### Dataset records
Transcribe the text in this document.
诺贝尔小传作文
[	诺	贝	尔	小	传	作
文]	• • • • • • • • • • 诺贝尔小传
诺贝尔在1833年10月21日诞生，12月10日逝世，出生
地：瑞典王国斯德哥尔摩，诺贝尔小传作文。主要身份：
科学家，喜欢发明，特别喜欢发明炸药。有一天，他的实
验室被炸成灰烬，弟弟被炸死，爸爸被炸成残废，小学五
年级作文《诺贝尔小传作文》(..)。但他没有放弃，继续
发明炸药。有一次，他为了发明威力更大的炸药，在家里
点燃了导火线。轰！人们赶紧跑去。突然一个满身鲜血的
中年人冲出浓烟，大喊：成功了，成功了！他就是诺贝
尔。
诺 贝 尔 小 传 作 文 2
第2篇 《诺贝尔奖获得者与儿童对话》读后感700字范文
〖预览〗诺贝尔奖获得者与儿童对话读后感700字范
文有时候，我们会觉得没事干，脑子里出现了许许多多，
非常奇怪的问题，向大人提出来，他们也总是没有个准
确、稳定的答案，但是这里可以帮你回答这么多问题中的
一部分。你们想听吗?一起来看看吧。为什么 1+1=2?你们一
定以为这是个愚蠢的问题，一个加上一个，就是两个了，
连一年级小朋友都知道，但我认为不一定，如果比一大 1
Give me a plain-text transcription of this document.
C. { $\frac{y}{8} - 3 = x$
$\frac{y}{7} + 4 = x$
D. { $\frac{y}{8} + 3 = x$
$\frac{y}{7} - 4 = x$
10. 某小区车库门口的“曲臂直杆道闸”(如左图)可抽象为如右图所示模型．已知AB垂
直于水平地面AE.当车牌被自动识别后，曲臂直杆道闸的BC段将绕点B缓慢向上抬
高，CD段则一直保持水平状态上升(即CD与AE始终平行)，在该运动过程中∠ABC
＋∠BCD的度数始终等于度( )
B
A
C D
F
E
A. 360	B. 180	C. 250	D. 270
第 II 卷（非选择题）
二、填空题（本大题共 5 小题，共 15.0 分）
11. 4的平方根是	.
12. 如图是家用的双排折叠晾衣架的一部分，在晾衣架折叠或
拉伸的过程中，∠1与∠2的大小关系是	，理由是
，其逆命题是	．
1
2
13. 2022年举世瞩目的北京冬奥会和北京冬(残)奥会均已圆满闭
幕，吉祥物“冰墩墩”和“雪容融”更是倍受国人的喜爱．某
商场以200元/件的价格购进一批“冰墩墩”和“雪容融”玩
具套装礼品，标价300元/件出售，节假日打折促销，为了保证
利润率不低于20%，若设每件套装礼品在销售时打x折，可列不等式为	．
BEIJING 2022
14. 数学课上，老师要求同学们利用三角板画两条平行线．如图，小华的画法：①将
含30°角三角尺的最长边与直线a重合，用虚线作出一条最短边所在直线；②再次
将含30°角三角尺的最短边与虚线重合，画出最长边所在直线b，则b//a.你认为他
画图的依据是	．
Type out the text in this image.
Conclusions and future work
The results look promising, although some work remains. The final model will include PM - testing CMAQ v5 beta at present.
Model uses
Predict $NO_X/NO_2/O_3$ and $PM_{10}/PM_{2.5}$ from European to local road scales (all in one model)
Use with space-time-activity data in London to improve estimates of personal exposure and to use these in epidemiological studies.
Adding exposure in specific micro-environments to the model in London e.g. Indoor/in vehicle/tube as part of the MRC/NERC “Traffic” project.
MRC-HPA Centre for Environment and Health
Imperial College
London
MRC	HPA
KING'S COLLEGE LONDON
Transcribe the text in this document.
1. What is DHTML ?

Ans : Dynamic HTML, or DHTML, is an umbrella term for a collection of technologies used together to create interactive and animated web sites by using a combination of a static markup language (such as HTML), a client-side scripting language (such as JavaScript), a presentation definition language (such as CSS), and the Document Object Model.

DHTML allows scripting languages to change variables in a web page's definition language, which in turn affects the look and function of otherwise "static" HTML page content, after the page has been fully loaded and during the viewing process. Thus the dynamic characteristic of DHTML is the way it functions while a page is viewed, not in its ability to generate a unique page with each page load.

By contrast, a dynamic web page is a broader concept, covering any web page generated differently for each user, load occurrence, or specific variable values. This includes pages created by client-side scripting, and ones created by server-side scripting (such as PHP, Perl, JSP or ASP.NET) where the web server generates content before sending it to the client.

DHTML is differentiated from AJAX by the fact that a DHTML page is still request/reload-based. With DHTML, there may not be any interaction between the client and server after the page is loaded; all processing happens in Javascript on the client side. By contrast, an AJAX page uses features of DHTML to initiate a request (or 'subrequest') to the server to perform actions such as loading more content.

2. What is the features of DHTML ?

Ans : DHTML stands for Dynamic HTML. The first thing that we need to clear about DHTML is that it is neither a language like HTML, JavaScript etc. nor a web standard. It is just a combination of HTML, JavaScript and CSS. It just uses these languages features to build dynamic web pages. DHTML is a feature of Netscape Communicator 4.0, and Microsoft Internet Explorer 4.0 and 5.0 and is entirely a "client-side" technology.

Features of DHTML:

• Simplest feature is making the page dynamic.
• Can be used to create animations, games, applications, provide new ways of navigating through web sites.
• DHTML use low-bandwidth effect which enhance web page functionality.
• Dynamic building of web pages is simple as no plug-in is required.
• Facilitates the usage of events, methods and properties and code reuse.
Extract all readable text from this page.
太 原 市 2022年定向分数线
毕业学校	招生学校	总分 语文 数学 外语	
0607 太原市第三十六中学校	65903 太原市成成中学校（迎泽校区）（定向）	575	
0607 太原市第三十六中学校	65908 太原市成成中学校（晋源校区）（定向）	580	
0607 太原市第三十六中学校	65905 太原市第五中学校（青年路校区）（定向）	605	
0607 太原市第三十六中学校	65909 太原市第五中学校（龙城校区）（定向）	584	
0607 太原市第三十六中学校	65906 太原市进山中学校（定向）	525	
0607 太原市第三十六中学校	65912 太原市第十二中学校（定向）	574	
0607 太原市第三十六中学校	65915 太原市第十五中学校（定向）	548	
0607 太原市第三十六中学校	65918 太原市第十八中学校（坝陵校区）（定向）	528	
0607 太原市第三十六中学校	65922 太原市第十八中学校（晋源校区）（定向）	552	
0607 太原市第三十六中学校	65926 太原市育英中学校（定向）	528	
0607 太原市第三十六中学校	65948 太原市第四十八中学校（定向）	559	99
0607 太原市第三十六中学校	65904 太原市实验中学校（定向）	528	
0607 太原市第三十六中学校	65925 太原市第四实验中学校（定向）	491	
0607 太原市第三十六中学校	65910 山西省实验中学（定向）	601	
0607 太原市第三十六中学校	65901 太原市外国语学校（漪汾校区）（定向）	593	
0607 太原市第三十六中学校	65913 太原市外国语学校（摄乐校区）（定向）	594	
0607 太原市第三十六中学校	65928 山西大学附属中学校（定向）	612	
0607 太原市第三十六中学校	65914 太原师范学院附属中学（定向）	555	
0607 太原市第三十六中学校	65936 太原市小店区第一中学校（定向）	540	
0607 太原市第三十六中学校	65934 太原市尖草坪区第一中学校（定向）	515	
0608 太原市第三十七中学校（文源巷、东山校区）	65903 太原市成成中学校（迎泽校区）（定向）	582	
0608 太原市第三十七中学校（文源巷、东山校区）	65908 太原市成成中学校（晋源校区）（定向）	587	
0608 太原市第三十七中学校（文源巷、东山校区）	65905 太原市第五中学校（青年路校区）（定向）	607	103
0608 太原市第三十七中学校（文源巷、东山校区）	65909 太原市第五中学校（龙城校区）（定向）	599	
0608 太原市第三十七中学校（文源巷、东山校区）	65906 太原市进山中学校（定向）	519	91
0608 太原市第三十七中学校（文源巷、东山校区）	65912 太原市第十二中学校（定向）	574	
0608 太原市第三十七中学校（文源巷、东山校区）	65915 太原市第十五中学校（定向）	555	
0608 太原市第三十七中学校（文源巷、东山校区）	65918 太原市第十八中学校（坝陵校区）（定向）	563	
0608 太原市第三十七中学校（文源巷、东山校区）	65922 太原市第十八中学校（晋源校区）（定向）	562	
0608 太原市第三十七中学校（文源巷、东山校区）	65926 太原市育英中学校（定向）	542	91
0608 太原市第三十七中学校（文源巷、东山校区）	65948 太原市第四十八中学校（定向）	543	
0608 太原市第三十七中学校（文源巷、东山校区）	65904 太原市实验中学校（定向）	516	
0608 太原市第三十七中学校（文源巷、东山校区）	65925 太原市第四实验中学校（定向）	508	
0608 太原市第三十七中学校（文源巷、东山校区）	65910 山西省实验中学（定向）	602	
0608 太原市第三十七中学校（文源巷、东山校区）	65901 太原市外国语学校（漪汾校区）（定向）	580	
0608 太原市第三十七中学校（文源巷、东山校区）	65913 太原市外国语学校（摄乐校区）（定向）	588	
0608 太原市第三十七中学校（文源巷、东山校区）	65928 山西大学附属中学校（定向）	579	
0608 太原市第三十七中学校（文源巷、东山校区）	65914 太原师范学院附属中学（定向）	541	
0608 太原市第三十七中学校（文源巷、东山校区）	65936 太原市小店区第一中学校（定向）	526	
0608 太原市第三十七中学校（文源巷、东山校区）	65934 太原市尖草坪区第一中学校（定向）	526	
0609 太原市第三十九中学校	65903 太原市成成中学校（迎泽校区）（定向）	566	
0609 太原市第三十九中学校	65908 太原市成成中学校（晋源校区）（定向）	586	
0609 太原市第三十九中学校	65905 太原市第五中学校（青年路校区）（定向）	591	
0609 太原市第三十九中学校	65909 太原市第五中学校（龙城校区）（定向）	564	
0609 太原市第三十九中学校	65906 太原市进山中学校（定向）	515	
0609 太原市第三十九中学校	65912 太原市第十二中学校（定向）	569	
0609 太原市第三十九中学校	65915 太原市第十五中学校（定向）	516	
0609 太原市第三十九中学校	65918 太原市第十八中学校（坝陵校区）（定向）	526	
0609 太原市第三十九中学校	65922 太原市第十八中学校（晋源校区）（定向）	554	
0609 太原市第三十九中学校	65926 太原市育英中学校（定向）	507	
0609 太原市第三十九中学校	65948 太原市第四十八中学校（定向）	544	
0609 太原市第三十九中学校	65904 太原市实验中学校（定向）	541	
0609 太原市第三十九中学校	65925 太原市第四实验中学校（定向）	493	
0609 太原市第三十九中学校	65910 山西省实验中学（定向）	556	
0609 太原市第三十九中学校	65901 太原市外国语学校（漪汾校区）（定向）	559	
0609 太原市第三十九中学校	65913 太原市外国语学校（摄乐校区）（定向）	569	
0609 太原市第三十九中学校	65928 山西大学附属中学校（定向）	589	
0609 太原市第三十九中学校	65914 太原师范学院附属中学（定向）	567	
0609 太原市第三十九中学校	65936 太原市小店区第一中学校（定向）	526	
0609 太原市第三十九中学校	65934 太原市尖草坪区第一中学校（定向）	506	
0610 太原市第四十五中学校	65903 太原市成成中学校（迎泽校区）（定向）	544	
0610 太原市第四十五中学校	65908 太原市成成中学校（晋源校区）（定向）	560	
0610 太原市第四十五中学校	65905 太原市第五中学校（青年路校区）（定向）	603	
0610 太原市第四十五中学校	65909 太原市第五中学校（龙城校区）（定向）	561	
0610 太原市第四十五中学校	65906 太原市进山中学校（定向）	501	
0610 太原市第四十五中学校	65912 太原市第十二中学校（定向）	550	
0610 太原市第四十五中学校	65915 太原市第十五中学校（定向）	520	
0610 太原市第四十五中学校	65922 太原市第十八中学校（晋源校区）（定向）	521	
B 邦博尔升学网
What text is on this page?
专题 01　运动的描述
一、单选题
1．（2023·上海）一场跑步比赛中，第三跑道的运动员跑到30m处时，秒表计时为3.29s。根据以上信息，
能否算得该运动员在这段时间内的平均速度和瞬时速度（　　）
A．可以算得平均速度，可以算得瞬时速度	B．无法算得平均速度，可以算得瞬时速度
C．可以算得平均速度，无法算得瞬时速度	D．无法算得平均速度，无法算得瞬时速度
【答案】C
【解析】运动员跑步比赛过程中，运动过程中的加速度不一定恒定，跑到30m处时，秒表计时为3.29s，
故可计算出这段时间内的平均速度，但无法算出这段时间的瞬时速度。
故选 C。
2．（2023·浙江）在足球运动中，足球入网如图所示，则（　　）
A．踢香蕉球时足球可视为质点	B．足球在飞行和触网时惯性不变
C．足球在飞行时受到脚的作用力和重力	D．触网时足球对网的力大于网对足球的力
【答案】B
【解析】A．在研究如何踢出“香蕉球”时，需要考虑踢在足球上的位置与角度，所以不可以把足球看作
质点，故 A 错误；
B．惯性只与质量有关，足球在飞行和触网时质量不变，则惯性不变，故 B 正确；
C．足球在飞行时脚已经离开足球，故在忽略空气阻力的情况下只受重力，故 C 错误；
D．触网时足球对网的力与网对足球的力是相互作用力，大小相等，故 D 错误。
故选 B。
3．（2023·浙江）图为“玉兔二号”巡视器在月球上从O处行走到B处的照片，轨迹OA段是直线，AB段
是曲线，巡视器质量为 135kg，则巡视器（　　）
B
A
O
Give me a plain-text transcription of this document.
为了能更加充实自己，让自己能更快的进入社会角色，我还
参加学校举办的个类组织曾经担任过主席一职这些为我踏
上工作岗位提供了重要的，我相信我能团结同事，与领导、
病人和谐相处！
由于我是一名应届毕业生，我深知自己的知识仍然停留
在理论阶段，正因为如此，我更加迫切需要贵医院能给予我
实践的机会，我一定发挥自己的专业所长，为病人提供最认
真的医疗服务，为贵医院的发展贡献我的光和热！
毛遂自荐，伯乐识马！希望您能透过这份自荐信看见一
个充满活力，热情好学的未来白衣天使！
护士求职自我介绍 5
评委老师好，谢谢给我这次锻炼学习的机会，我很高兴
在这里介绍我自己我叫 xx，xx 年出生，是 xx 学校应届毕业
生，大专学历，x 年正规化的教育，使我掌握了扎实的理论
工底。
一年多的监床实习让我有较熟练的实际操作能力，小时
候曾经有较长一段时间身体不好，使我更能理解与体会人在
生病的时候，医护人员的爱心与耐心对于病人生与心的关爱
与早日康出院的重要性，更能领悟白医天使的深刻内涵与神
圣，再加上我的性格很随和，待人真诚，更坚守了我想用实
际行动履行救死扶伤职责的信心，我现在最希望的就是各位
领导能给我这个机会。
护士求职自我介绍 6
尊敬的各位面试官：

### Brief
Above are the records; copy every line in them that holds the word "坝陵校区".

### Exercise response
0607 太原市第三十六中学校	65918 太原市第十八中学校（坝陵校区）（定向）	528	
0608 太原市第三十七中学校（文源巷、东山校区）	65918 太原市第十八中学校（坝陵校区）（定向）	563	
0609 太原市第三十九中学校	65918 太原市第十八中学校（坝陵校区）（定向）	526	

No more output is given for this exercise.